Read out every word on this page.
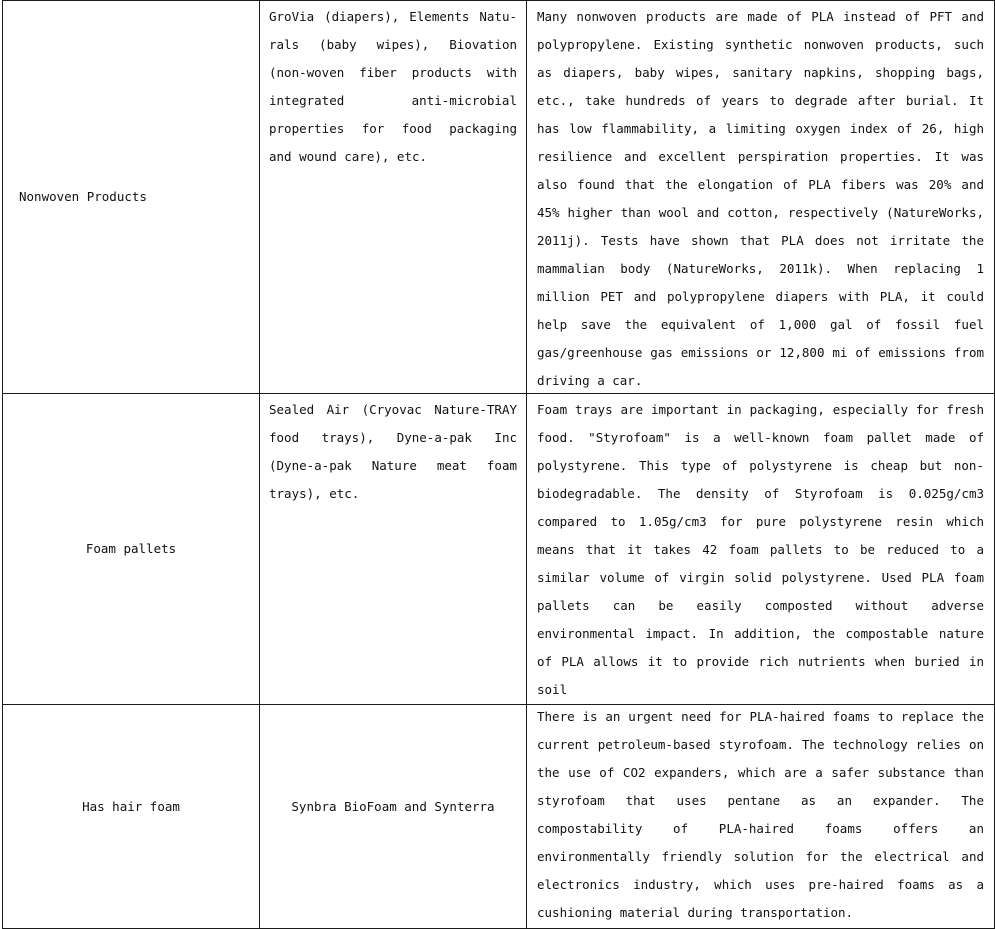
Nonwoven Products
GroVia (diapers), Elements Natu-rals (baby wipes), Biovation (non-woven fiber products with integrated anti-microbial properties for food packaging and wound care), etc.
Many nonwoven products are made of PLA instead of PFT and polypropylene. Existing synthetic nonwoven products, such as diapers, baby wipes, sanitary napkins, shopping bags, etc., take hundreds of years to degrade after burial. It has low flammability, a limiting oxygen index of 26, high resilience and excellent perspiration properties. It was also found that the elongation of PLA fibers was 20% and 45% higher than wool and cotton, respectively (NatureWorks, 2011j). Tests have shown that PLA does not irritate the mammalian body (NatureWorks, 2011k). When replacing 1 million PET and polypropylene diapers with PLA, it could help save the equivalent of 1,000 gal of fossil fuel gas/greenhouse gas emissions or 12,800 mi of emissions from driving a car.
Foam pallets
Sealed Air (Cryovac Nature-TRAY food trays), Dyne-a-pak Inc (Dyne-a-pak Nature meat foam trays), etc.
Foam trays are important in packaging, especially for fresh food. "Styrofoam" is a well-known foam pallet made of polystyrene. This type of polystyrene is cheap but non-biodegradable. The density of Styrofoam is 0.025g/cm3 compared to 1.05g/cm3 for pure polystyrene resin which means that it takes 42 foam pallets to be reduced to a similar volume of virgin solid polystyrene. Used PLA foam pallets can be easily composted without adverse environmental impact. In addition, the compostable nature of PLA allows it to provide rich nutrients when buried in soil
Has hair foam	Synbra BioFoam and Synterra
There is an urgent need for PLA-haired foams to replace the current petroleum-based styrofoam. The technology relies on the use of CO2 expanders, which are a safer substance than styrofoam that uses pentane as an expander. The compostability of PLA-haired foams offers an environmentally friendly solution for the electrical and electronics industry, which uses pre-haired foams as a cushioning material during transportation.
-=-=-=-=-
What the task requires: Give the number of lines above in which the word "than" occurs, with nothing else.

Exercise solution: 2